Below is a block of records: output all of them exactly and leave out the pictures.
··· Excerpted records
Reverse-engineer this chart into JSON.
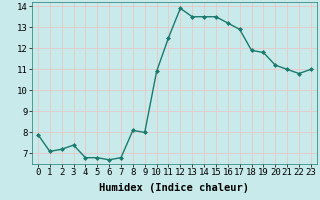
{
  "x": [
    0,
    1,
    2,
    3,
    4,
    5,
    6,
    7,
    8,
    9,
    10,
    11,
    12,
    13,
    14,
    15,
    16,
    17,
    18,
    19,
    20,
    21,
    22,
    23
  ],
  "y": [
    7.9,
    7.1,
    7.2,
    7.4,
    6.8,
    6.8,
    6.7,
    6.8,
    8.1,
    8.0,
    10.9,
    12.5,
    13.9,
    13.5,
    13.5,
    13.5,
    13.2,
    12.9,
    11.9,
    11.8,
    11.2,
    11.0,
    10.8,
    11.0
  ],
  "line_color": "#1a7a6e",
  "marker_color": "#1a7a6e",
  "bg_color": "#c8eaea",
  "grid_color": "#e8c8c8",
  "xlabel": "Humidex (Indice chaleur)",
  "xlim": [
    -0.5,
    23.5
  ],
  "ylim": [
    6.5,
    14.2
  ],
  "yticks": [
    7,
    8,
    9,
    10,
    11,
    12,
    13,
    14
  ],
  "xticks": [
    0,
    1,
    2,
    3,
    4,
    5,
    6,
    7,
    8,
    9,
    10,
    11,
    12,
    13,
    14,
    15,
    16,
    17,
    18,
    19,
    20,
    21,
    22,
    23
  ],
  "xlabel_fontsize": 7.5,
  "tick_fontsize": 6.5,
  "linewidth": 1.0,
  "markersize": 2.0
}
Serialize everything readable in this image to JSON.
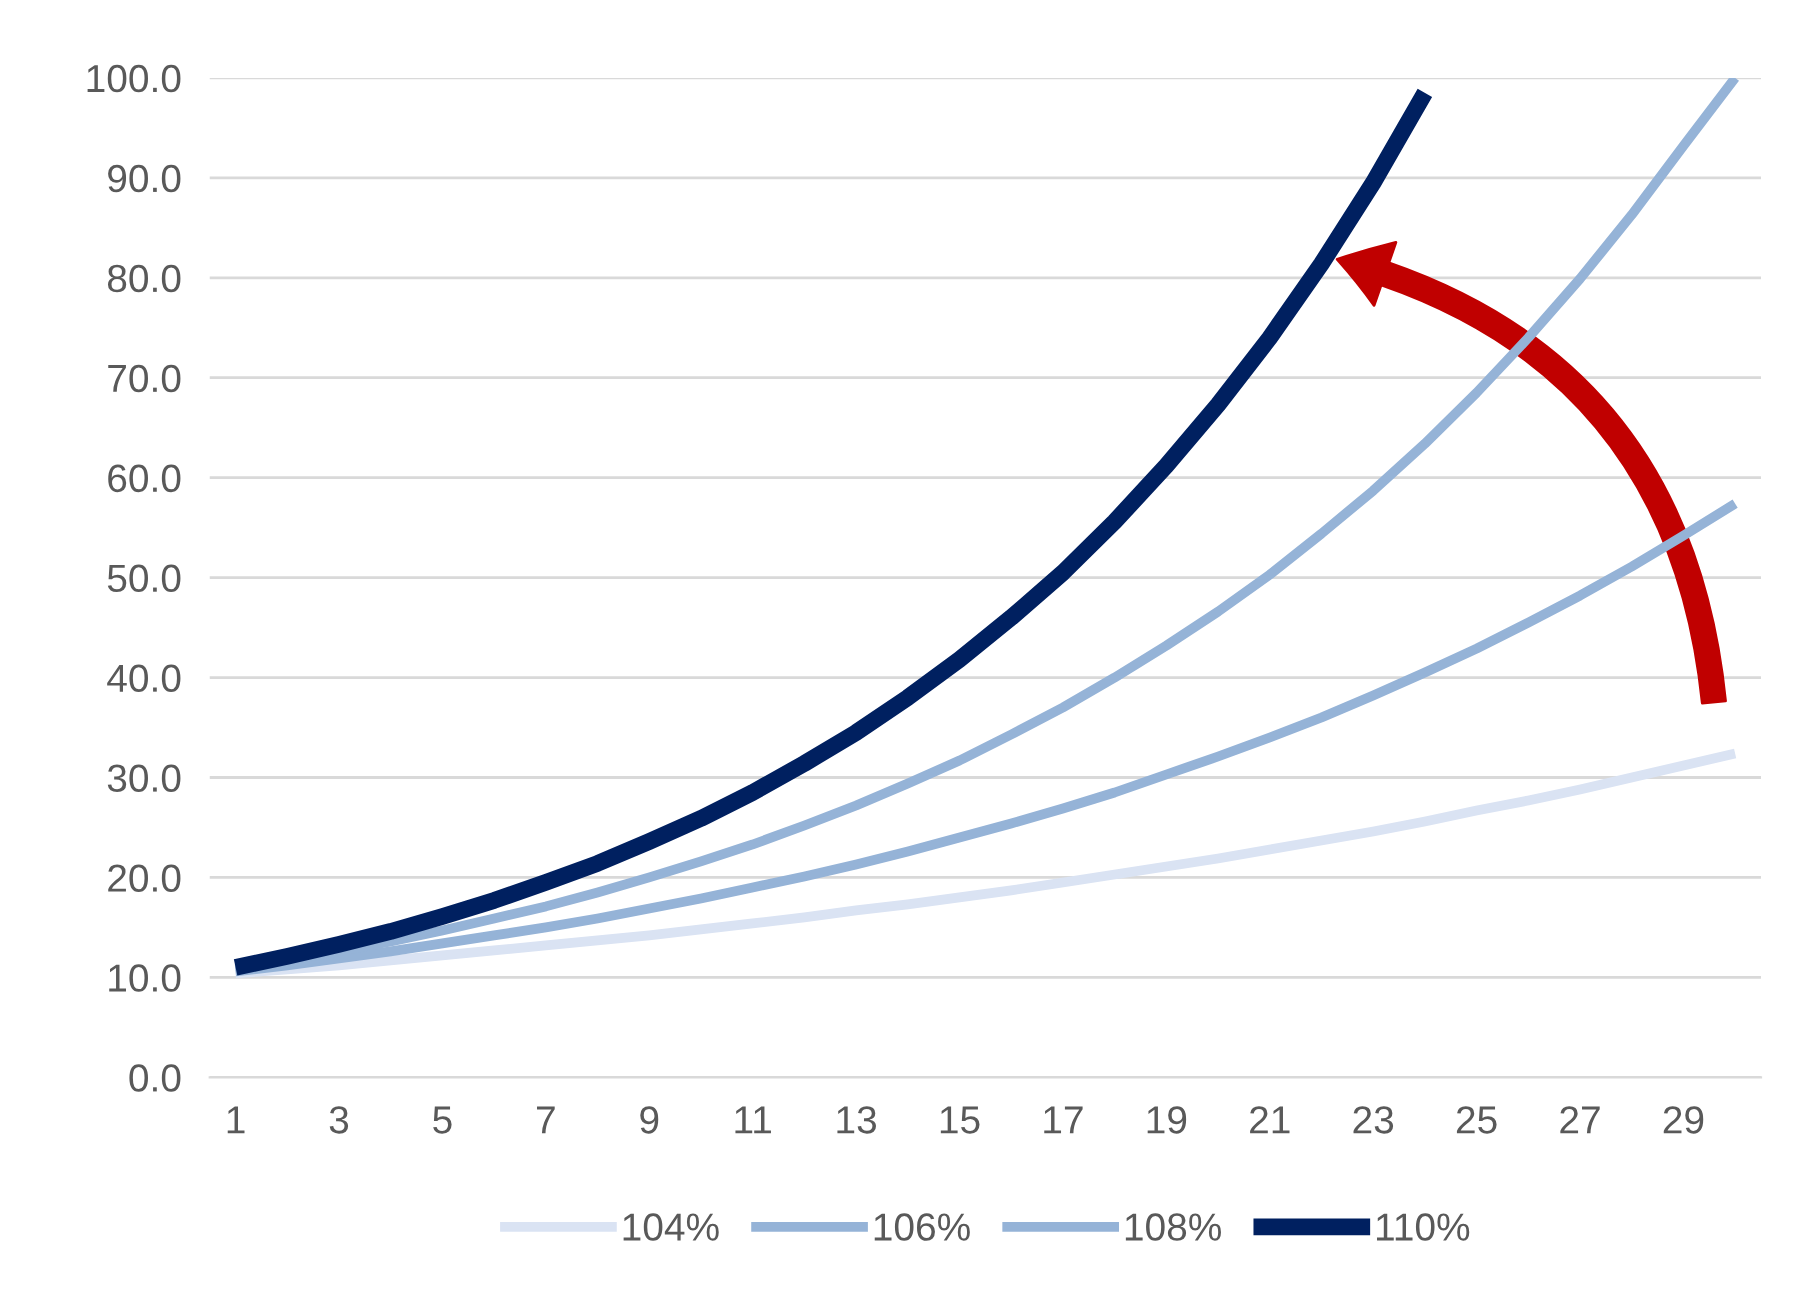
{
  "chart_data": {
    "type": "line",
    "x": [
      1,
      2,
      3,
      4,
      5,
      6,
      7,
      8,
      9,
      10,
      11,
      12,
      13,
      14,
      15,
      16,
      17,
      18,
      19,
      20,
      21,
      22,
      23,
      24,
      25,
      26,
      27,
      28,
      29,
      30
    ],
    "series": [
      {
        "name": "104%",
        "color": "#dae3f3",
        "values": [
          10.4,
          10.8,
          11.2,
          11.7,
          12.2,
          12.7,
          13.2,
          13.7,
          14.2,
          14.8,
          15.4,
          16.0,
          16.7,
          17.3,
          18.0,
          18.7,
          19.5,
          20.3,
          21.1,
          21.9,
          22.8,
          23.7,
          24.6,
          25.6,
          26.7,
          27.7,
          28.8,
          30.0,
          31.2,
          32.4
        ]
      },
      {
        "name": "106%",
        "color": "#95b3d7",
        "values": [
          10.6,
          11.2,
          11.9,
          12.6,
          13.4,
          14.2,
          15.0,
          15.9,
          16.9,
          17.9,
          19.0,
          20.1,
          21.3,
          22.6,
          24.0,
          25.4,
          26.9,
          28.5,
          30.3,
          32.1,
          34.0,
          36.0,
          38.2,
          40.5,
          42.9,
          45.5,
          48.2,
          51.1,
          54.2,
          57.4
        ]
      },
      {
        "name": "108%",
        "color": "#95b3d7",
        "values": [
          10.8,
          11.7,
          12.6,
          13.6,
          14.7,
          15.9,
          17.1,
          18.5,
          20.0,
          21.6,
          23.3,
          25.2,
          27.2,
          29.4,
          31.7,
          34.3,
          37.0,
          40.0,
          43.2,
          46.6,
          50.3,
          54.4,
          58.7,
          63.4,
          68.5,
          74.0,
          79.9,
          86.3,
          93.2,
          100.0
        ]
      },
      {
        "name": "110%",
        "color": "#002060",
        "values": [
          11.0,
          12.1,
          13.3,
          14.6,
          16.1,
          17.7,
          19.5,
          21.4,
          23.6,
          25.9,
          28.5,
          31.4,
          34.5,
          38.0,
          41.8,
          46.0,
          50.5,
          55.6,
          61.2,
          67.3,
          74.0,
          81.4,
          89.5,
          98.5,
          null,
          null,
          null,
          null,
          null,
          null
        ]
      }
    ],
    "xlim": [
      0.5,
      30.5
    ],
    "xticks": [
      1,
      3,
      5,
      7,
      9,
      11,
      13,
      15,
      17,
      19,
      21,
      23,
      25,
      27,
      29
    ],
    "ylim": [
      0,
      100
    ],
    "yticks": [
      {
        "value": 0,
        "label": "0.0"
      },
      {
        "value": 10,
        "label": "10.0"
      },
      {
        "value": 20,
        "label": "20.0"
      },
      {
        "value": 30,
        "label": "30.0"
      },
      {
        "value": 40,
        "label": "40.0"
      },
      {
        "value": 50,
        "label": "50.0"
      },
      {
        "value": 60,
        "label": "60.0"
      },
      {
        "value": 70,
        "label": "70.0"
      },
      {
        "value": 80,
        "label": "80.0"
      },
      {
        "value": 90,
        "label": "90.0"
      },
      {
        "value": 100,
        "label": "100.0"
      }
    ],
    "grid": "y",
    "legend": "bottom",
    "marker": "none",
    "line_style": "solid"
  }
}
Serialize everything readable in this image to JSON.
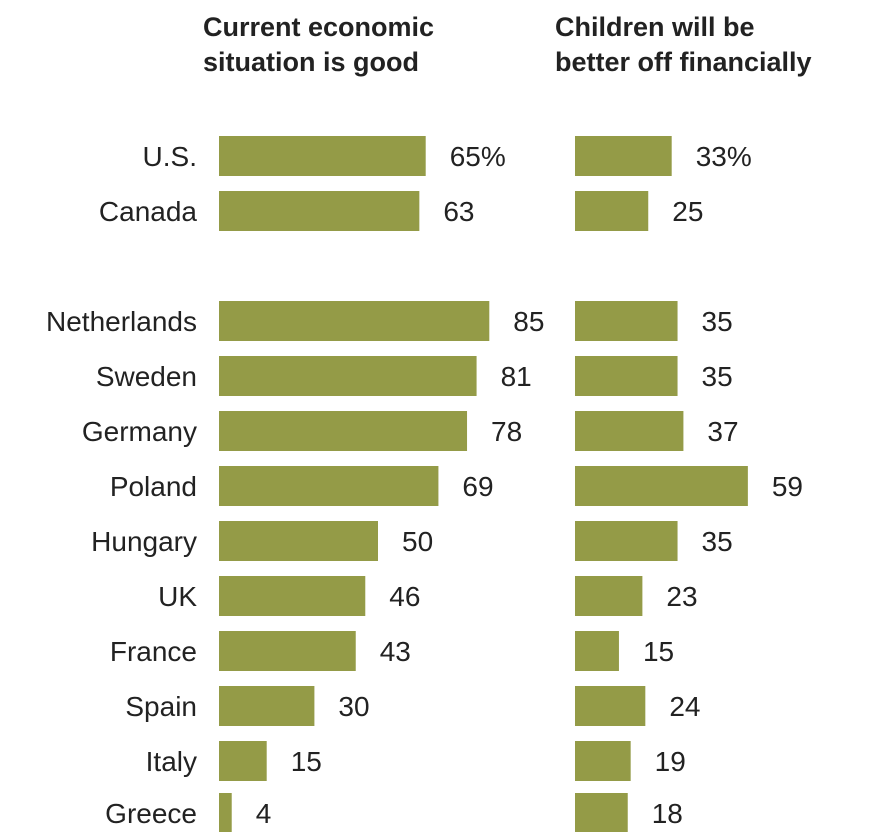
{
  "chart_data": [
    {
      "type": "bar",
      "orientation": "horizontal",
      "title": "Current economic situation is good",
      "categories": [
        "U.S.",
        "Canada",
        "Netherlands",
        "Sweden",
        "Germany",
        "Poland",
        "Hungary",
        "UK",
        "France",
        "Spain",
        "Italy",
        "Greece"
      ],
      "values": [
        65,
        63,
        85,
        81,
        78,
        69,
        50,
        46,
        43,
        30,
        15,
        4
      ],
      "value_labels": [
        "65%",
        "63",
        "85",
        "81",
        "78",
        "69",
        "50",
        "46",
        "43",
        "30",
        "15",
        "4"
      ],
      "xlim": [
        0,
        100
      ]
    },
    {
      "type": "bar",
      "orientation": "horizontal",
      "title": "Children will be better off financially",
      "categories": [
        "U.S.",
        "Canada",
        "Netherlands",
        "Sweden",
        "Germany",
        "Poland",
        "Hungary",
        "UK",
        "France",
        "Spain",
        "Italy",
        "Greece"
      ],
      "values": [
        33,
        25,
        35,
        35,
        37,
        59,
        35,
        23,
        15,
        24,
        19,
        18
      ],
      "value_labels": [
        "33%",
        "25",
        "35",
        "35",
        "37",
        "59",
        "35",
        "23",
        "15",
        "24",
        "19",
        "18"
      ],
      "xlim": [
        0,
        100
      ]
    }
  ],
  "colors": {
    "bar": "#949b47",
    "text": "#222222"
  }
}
······
- _Result of the exercise_:
Reverse-engineer this chart into JSON.
{
  "x": [
    0,
    1,
    2,
    3,
    4,
    5,
    6,
    7,
    8,
    9,
    10,
    11,
    12,
    13,
    14,
    15,
    16,
    17,
    18,
    19,
    20,
    21,
    22,
    23
  ],
  "y": [
    7.9,
    7.1,
    7.2,
    7.4,
    6.8,
    6.8,
    6.7,
    6.8,
    8.1,
    8.0,
    10.9,
    12.5,
    13.9,
    13.5,
    13.5,
    13.5,
    13.2,
    12.9,
    11.9,
    11.8,
    11.2,
    11.0,
    10.8,
    11.0
  ],
  "line_color": "#1a7a6e",
  "marker_color": "#1a7a6e",
  "bg_color": "#c8eaea",
  "grid_color": "#e8c8c8",
  "xlabel": "Humidex (Indice chaleur)",
  "xlim": [
    -0.5,
    23.5
  ],
  "ylim": [
    6.5,
    14.2
  ],
  "yticks": [
    7,
    8,
    9,
    10,
    11,
    12,
    13,
    14
  ],
  "xticks": [
    0,
    1,
    2,
    3,
    4,
    5,
    6,
    7,
    8,
    9,
    10,
    11,
    12,
    13,
    14,
    15,
    16,
    17,
    18,
    19,
    20,
    21,
    22,
    23
  ],
  "xlabel_fontsize": 7.5,
  "tick_fontsize": 6.5,
  "linewidth": 1.0,
  "markersize": 2.0
}
Serialize everything readable in this image to JSON.
{
  "chart_data": {
    "type": "line",
    "x": [
      1,
      2,
      3,
      4,
      5,
      6,
      7,
      8,
      9,
      10,
      11,
      12,
      13,
      14,
      15,
      16,
      17,
      18,
      19,
      20,
      21,
      22,
      23,
      24,
      25,
      26,
      27,
      28,
      29,
      30
    ],
    "series": [
      {
        "name": "104%",
        "color": "#dae3f3",
        "values": [
          10.4,
          10.8,
          11.2,
          11.7,
          12.2,
          12.7,
          13.2,
          13.7,
          14.2,
          14.8,
          15.4,
          16.0,
          16.7,
          17.3,
          18.0,
          18.7,
          19.5,
          20.3,
          21.1,
          21.9,
          22.8,
          23.7,
          24.6,
          25.6,
          26.7,
          27.7,
          28.8,
          30.0,
          31.2,
          32.4
        ]
      },
      {
        "name": "106%",
        "color": "#95b3d7",
        "values": [
          10.6,
          11.2,
          11.9,
          12.6,
          13.4,
          14.2,
          15.0,
          15.9,
          16.9,
          17.9,
          19.0,
          20.1,
          21.3,
          22.6,
          24.0,
          25.4,
          26.9,
          28.5,
          30.3,
          32.1,
          34.0,
          36.0,
          38.2,
          40.5,
          42.9,
          45.5,
          48.2,
          51.1,
          54.2,
          57.4
        ]
      },
      {
        "name": "108%",
        "color": "#95b3d7",
        "values": [
          10.8,
          11.7,
          12.6,
          13.6,
          14.7,
          15.9,
          17.1,
          18.5,
          20.0,
          21.6,
          23.3,
          25.2,
          27.2,
          29.4,
          31.7,
          34.3,
          37.0,
          40.0,
          43.2,
          46.6,
          50.3,
          54.4,
          58.7,
          63.4,
          68.5,
          74.0,
          79.9,
          86.3,
          93.2,
          100.0
        ]
      },
      {
        "name": "110%",
        "color": "#002060",
        "values": [
          11.0,
          12.1,
          13.3,
          14.6,
          16.1,
          17.7,
          19.5,
          21.4,
          23.6,
          25.9,
          28.5,
          31.4,
          34.5,
          38.0,
          41.8,
          46.0,
          50.5,
          55.6,
          61.2,
          67.3,
          74.0,
          81.4,
          89.5,
          98.5,
          null,
          null,
          null,
          null,
          null,
          null
        ]
      }
    ],
    "xlim": [
      0.5,
      30.5
    ],
    "xticks": [
      1,
      3,
      5,
      7,
      9,
      11,
      13,
      15,
      17,
      19,
      21,
      23,
      25,
      27,
      29
    ],
    "ylim": [
      0,
      100
    ],
    "yticks": [
      {
        "value": 0,
        "label": "0.0"
      },
      {
        "value": 10,
        "label": "10.0"
      },
      {
        "value": 20,
        "label": "20.0"
      },
      {
        "value": 30,
        "label": "30.0"
      },
      {
        "value": 40,
        "label": "40.0"
      },
      {
        "value": 50,
        "label": "50.0"
      },
      {
        "value": 60,
        "label": "60.0"
      },
      {
        "value": 70,
        "label": "70.0"
      },
      {
        "value": 80,
        "label": "80.0"
      },
      {
        "value": 90,
        "label": "90.0"
      },
      {
        "value": 100,
        "label": "100.0"
      }
    ],
    "grid": "y",
    "legend": "bottom",
    "marker": "none",
    "line_style": "solid"
  }
}
Serialize everything readable in this image to JSON.
{
  "chart_data": [
    {
      "type": "bar",
      "orientation": "horizontal",
      "title": "Current economic situation is good",
      "categories": [
        "U.S.",
        "Canada",
        "Netherlands",
        "Sweden",
        "Germany",
        "Poland",
        "Hungary",
        "UK",
        "France",
        "Spain",
        "Italy",
        "Greece"
      ],
      "values": [
        65,
        63,
        85,
        81,
        78,
        69,
        50,
        46,
        43,
        30,
        15,
        4
      ],
      "value_labels": [
        "65%",
        "63",
        "85",
        "81",
        "78",
        "69",
        "50",
        "46",
        "43",
        "30",
        "15",
        "4"
      ],
      "xlim": [
        0,
        100
      ]
    },
    {
      "type": "bar",
      "orientation": "horizontal",
      "title": "Children will be better off financially",
      "categories": [
        "U.S.",
        "Canada",
        "Netherlands",
        "Sweden",
        "Germany",
        "Poland",
        "Hungary",
        "UK",
        "France",
        "Spain",
        "Italy",
        "Greece"
      ],
      "values": [
        33,
        25,
        35,
        35,
        37,
        59,
        35,
        23,
        15,
        24,
        19,
        18
      ],
      "value_labels": [
        "33%",
        "25",
        "35",
        "35",
        "37",
        "59",
        "35",
        "23",
        "15",
        "24",
        "19",
        "18"
      ],
      "xlim": [
        0,
        100
      ]
    }
  ],
  "colors": {
    "bar": "#949b47",
    "text": "#222222"
  }
}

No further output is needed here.